• [Task goal]: Take the material below and retype it in full; pictures are left out.

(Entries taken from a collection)
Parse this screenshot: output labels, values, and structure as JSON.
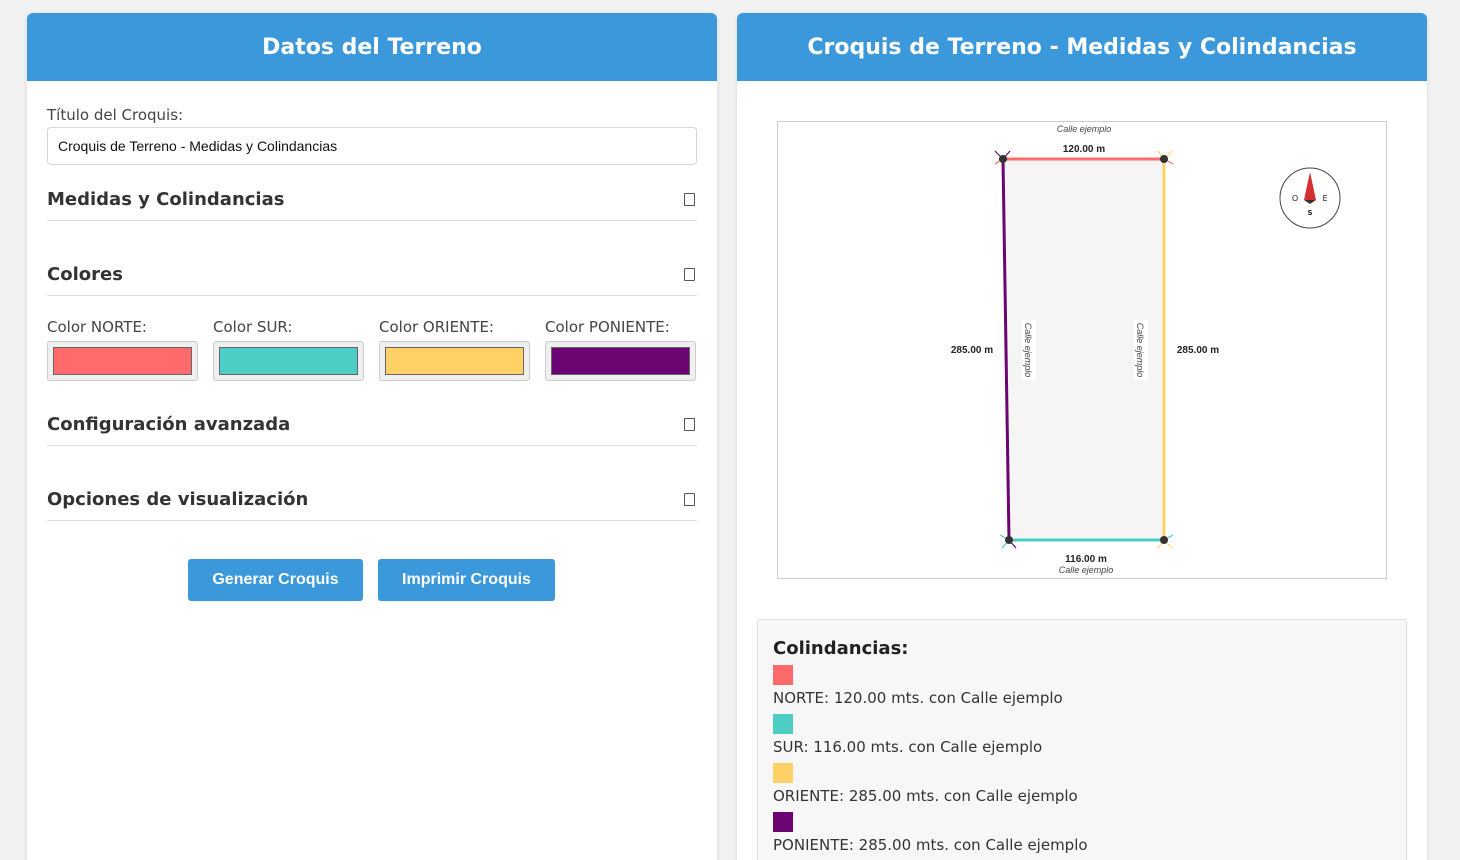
{
  "left": {
    "header": "Datos del Terreno",
    "title_label": "Título del Croquis:",
    "title_value": "Croquis de Terreno - Medidas y Colindancias",
    "sections": {
      "medidas": "Medidas y Colindancias",
      "colores": "Colores",
      "avanzada": "Configuración avanzada",
      "visualizacion": "Opciones de visualización"
    },
    "colors": [
      {
        "label": "Color NORTE:",
        "value": "#ff6b6b"
      },
      {
        "label": "Color SUR:",
        "value": "#4ecdc4"
      },
      {
        "label": "Color ORIENTE:",
        "value": "#ffd166"
      },
      {
        "label": "Color PONIENTE:",
        "value": "#6a0572"
      }
    ],
    "buttons": {
      "generate": "Generar Croquis",
      "print": "Imprimir Croquis"
    }
  },
  "right": {
    "header": "Croquis de Terreno - Medidas y Colindancias",
    "sketch": {
      "north_street": "Calle ejemplo",
      "south_street": "Calle ejemplo",
      "west_street": "Calle ejemplo",
      "east_street": "Calle ejemplo",
      "north_measure": "120.00 m",
      "south_measure": "116.00 m",
      "west_measure": "285.00 m",
      "east_measure": "285.00 m",
      "compass": {
        "west": "O",
        "east": "E",
        "south": "S"
      }
    },
    "legend": {
      "title": "Colindancias:",
      "items": [
        {
          "color": "#ff6b6b",
          "text": "NORTE: 120.00 mts. con Calle ejemplo"
        },
        {
          "color": "#4ecdc4",
          "text": "SUR: 116.00 mts. con Calle ejemplo"
        },
        {
          "color": "#ffd166",
          "text": "ORIENTE: 285.00 mts. con Calle ejemplo"
        },
        {
          "color": "#6a0572",
          "text": "PONIENTE: 285.00 mts. con Calle ejemplo"
        }
      ]
    }
  }
}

• [Task answer]:
Parse this screenshot: output labels, values, and structure as JSON.
{
  "left": {
    "header": "Datos del Terreno",
    "title_label": "Título del Croquis:",
    "title_value": "Croquis de Terreno - Medidas y Colindancias",
    "sections": {
      "medidas": "Medidas y Colindancias",
      "colores": "Colores",
      "avanzada": "Configuración avanzada",
      "visualizacion": "Opciones de visualización"
    },
    "colors": [
      {
        "label": "Color NORTE:",
        "value": "#ff6b6b"
      },
      {
        "label": "Color SUR:",
        "value": "#4ecdc4"
      },
      {
        "label": "Color ORIENTE:",
        "value": "#ffd166"
      },
      {
        "label": "Color PONIENTE:",
        "value": "#6a0572"
      }
    ],
    "buttons": {
      "generate": "Generar Croquis",
      "print": "Imprimir Croquis"
    }
  },
  "right": {
    "header": "Croquis de Terreno - Medidas y Colindancias",
    "sketch": {
      "north_street": "Calle ejemplo",
      "south_street": "Calle ejemplo",
      "west_street": "Calle ejemplo",
      "east_street": "Calle ejemplo",
      "north_measure": "120.00 m",
      "south_measure": "116.00 m",
      "west_measure": "285.00 m",
      "east_measure": "285.00 m",
      "compass": {
        "west": "O",
        "east": "E",
        "south": "S"
      }
    },
    "legend": {
      "title": "Colindancias:",
      "items": [
        {
          "color": "#ff6b6b",
          "text": "NORTE: 120.00 mts. con Calle ejemplo"
        },
        {
          "color": "#4ecdc4",
          "text": "SUR: 116.00 mts. con Calle ejemplo"
        },
        {
          "color": "#ffd166",
          "text": "ORIENTE: 285.00 mts. con Calle ejemplo"
        },
        {
          "color": "#6a0572",
          "text": "PONIENTE: 285.00 mts. con Calle ejemplo"
        }
      ]
    }
  }
}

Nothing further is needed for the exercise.